Work instructions
a: Please reproduce the article on the Alpine gas leak word for word, between "While ConocoPhillips faces" and "30 miles away.", inclusive.
b: In the article on the Alpine gas leak, which groups does the Nuiqsut mayor say villagers are particularly concerned about for health impacts of emissions? List them.

======== Excerpted text

Alaska regulators examine ConocoPhillips’ 2022 Alpine gas leak near Nuiqsut

an oil facility in a remote, snowy area
ConocoPhillips’ Alpine facility on the North Slope. (Elizabeth Harball/Alaska Public Media)

While ConocoPhillips faces national scrutiny over a future Arctic oil drilling site known as Willow, state regulators took testimony Thursday about an uncontrolled natural gas leak last year at Alpine, a developed oilfield about 30 miles away.

The company rerouted the gas through a waste disposal well within days of the 2022 incident, but it took more than three weeks to stop the leak at the source. ConocoPhillips employees repeatedly told the Alaska Oil and Gas Conservation Commission that gas was not detected beyond the gravel drilling pad, known as CD-1, and that no harm to people or wildlife was observed from the gas that emerged through the tundra and gravel.

The company said nothing like this has ever happened before in its 50-year history of operating in the region, and that it has learned lessons to prevent it from occurring again. But for opponents of development at Willow, the gas leak at Alpine represents a cautionary tale.

The Alpine leak prompted worried residents in nearby Nuiqsut to evacuate. Nuiqsut Mayor Rosemary Ahtuangaruak said villagers remain concerned about the health impacts of emissions, particularly on pregnant women, infants and elders.

“This event gave our community members much concern,” she testified. “We want to fully understand to prevent this from happening with the new developments that will be nearby our community.”

The mayor asked for an alarm system to warn of future emissions.

The event started in late February 2022, when workers put fluids down the well to prevent freezing. The pressure built to unsafe levels, which wasn’t fully recognized for days, even after gas was detected at the surface of the pad 450 feet away from the well on March 4.

================
======== Provided material

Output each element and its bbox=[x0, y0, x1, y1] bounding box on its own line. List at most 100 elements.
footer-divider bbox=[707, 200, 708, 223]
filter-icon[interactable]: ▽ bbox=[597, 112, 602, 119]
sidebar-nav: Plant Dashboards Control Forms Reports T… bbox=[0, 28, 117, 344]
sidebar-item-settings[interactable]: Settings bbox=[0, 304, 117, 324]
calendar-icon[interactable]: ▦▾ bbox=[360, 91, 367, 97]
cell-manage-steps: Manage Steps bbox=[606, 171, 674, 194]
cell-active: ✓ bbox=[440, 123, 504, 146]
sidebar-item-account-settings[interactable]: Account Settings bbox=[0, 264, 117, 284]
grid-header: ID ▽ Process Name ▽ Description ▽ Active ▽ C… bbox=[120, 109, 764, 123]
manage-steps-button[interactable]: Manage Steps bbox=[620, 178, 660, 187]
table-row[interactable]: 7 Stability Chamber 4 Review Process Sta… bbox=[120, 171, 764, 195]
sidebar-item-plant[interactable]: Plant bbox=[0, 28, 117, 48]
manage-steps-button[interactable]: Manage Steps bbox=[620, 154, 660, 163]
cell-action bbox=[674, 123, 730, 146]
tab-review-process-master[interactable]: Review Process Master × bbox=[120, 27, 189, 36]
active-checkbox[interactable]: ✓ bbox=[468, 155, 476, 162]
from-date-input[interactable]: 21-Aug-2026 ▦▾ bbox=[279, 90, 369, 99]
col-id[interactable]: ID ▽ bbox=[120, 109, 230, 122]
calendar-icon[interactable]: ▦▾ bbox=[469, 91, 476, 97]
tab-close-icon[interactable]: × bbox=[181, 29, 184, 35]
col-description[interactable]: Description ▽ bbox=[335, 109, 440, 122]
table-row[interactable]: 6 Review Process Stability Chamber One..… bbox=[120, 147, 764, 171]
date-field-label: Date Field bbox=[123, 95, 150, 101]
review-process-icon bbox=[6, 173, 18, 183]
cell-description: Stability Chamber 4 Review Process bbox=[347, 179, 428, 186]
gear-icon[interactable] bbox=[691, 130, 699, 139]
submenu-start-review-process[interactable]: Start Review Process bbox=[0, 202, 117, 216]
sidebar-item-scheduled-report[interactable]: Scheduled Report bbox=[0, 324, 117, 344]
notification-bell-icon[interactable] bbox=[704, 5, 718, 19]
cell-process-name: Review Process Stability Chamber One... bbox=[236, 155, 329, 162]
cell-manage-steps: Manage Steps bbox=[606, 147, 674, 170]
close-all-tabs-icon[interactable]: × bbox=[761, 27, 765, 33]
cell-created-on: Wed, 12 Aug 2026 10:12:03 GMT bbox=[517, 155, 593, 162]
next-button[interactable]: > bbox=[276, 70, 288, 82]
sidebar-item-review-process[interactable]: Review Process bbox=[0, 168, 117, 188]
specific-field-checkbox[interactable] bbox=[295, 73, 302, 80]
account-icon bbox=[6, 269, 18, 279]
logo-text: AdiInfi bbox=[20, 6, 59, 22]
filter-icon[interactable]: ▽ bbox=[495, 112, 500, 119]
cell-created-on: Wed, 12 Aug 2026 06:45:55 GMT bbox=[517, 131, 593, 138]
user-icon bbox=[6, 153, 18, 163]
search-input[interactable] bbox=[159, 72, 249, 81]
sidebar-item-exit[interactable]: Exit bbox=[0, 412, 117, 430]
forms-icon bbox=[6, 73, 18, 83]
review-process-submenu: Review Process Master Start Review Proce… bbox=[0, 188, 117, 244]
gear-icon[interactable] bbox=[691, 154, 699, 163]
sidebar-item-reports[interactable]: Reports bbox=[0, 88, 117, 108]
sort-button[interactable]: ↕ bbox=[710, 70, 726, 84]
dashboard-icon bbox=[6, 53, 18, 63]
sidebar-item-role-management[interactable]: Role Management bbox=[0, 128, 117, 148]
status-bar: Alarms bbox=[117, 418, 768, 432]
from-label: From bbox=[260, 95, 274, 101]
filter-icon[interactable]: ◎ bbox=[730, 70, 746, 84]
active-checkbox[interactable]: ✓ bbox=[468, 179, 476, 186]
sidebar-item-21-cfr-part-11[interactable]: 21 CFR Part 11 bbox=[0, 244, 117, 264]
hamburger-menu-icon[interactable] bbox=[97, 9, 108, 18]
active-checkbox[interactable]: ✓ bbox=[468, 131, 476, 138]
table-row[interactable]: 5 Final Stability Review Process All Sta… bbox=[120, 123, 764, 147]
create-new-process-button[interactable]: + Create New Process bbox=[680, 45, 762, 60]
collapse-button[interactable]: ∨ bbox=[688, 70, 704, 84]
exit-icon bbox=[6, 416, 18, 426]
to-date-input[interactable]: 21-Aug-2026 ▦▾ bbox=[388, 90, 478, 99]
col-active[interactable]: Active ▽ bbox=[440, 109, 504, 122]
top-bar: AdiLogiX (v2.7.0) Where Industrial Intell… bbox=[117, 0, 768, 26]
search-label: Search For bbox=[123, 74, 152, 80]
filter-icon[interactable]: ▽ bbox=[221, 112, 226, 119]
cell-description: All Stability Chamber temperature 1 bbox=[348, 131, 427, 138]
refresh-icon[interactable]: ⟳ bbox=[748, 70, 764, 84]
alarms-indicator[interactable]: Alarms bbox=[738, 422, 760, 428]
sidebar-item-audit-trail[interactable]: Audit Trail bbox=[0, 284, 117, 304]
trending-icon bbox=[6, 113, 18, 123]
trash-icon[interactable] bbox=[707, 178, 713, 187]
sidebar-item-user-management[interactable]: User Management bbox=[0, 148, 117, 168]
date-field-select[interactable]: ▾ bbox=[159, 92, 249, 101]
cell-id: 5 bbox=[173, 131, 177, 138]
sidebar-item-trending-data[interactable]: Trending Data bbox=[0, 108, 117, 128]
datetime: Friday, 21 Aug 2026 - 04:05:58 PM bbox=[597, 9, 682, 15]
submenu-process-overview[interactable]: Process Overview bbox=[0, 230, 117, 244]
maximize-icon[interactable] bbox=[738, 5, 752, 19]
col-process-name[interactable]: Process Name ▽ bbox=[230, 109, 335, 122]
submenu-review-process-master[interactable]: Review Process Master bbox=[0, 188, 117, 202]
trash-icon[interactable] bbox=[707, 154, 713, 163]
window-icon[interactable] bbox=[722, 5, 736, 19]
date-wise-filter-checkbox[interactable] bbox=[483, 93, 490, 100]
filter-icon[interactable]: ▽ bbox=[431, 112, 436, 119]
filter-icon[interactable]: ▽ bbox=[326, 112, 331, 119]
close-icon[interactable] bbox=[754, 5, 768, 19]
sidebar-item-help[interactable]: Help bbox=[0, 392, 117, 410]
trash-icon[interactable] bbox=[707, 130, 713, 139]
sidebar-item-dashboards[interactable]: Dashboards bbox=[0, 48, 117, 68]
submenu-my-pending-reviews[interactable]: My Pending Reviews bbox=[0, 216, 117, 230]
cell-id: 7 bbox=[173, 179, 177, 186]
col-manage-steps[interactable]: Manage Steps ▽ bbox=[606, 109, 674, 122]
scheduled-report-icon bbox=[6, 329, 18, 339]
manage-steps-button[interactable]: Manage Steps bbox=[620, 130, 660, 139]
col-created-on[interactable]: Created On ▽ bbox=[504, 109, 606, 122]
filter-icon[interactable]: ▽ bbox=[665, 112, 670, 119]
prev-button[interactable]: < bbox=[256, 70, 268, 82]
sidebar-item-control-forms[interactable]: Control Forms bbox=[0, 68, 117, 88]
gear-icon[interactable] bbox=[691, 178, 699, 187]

================

Responses by item number
a:
While ConocoPhillips faces national scrutiny over a future Arctic oil drilling site known as Willow, state regulators took testimony Thursday about an uncontrolled natural gas leak last year at Alpine, a developed oilfield about 30 miles away.

b:
- Pregnant women
- Infants
- Elders